» WHAT YOU ARE ASKED TO DO
Each entry here needs to be set down again exactly, please; pictures are left out.

[Collected data entries]

+-------+

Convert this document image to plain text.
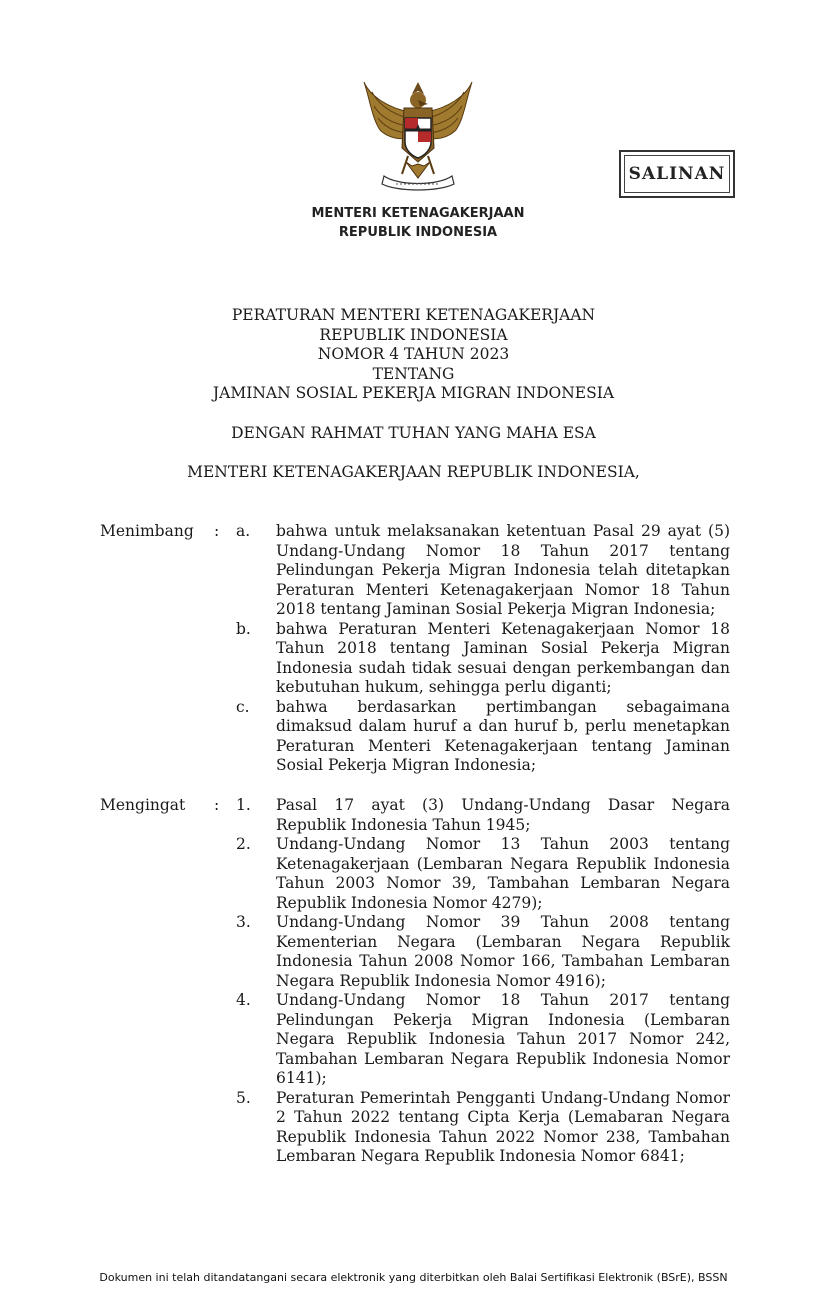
MENTERI KETENAGAKERJAAN
REPUBLIK INDONESIA
SALINAN
PERATURAN MENTERI KETENAGAKERJAAN
REPUBLIK INDONESIA
NOMOR 4 TAHUN 2023
TENTANG
JAMINAN SOSIAL PEKERJA MIGRAN INDONESIA
DENGAN RAHMAT TUHAN YANG MAHA ESA
MENTERI KETENAGAKERJAAN REPUBLIK INDONESIA,
Menimbang :	a.	bahwa untuk melaksanakan ketentuan Pasal 29 ayat (5) Undang-Undang Nomor 18 Tahun 2017 tentang Pelindungan Pekerja Migran Indonesia telah ditetapkan Peraturan Menteri Ketenagakerjaan Nomor 18 Tahun 2018 tentang Jaminan Sosial Pekerja Migran Indonesia;
b.	bahwa Peraturan Menteri Ketenagakerjaan Nomor 18 Tahun 2018 tentang Jaminan Sosial Pekerja Migran Indonesia sudah tidak sesuai dengan perkembangan dan kebutuhan hukum, sehingga perlu diganti;
c.	bahwa berdasarkan pertimbangan sebagaimana dimaksud dalam huruf a dan huruf b, perlu menetapkan Peraturan Menteri Ketenagakerjaan tentang Jaminan Sosial Pekerja Migran Indonesia;
Mengingat :	1.	Pasal 17 ayat (3) Undang-Undang Dasar Negara Republik Indonesia Tahun 1945;
2.	Undang-Undang Nomor 13 Tahun 2003 tentang Ketenagakerjaan (Lembaran Negara Republik Indonesia Tahun 2003 Nomor 39, Tambahan Lembaran Negara Republik Indonesia Nomor 4279);
3.	Undang-Undang Nomor 39 Tahun 2008 tentang Kementerian Negara (Lembaran Negara Republik Indonesia Tahun 2008 Nomor 166, Tambahan Lembaran Negara Republik Indonesia Nomor 4916);
4.	Undang-Undang Nomor 18 Tahun 2017 tentang Pelindungan Pekerja Migran Indonesia (Lembaran Negara Republik Indonesia Tahun 2017 Nomor 242, Tambahan Lembaran Negara Republik Indonesia Nomor 6141);
5.	Peraturan Pemerintah Pengganti Undang-Undang Nomor 2 Tahun 2022 tentang Cipta Kerja (Lemabaran Negara Republik Indonesia Tahun 2022 Nomor 238, Tambahan Lembaran Negara Republik Indonesia Nomor 6841;
Dokumen ini telah ditandatangani secara elektronik yang diterbitkan oleh Balai Sertifikasi Elektronik (BSrE), BSSN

+-------+

» EXERCISE RESULT
Convert this document image to plain text.
MENTERI KETENAGAKERJAAN
REPUBLIK INDONESIA
SALINAN
PERATURAN MENTERI KETENAGAKERJAAN
REPUBLIK INDONESIA
NOMOR 4 TAHUN 2023
TENTANG
JAMINAN SOSIAL PEKERJA MIGRAN INDONESIA
DENGAN RAHMAT TUHAN YANG MAHA ESA
MENTERI KETENAGAKERJAAN REPUBLIK INDONESIA,
Menimbang :	a.	bahwa untuk melaksanakan ketentuan Pasal 29 ayat (5) Undang-Undang Nomor 18 Tahun 2017 tentang Pelindungan Pekerja Migran Indonesia telah ditetapkan Peraturan Menteri Ketenagakerjaan Nomor 18 Tahun 2018 tentang Jaminan Sosial Pekerja Migran Indonesia;
b.	bahwa Peraturan Menteri Ketenagakerjaan Nomor 18 Tahun 2018 tentang Jaminan Sosial Pekerja Migran Indonesia sudah tidak sesuai dengan perkembangan dan kebutuhan hukum, sehingga perlu diganti;
c.	bahwa berdasarkan pertimbangan sebagaimana dimaksud dalam huruf a dan huruf b, perlu menetapkan Peraturan Menteri Ketenagakerjaan tentang Jaminan Sosial Pekerja Migran Indonesia;
Mengingat :	1.	Pasal 17 ayat (3) Undang-Undang Dasar Negara Republik Indonesia Tahun 1945;
2.	Undang-Undang Nomor 13 Tahun 2003 tentang Ketenagakerjaan (Lembaran Negara Republik Indonesia Tahun 2003 Nomor 39, Tambahan Lembaran Negara Republik Indonesia Nomor 4279);
3.	Undang-Undang Nomor 39 Tahun 2008 tentang Kementerian Negara (Lembaran Negara Republik Indonesia Tahun 2008 Nomor 166, Tambahan Lembaran Negara Republik Indonesia Nomor 4916);
4.	Undang-Undang Nomor 18 Tahun 2017 tentang Pelindungan Pekerja Migran Indonesia (Lembaran Negara Republik Indonesia Tahun 2017 Nomor 242, Tambahan Lembaran Negara Republik Indonesia Nomor 6141);
5.	Peraturan Pemerintah Pengganti Undang-Undang Nomor 2 Tahun 2022 tentang Cipta Kerja (Lemabaran Negara Republik Indonesia Tahun 2022 Nomor 238, Tambahan Lembaran Negara Republik Indonesia Nomor 6841;
Dokumen ini telah ditandatangani secara elektronik yang diterbitkan oleh Balai Sertifikasi Elektronik (BSrE), BSSN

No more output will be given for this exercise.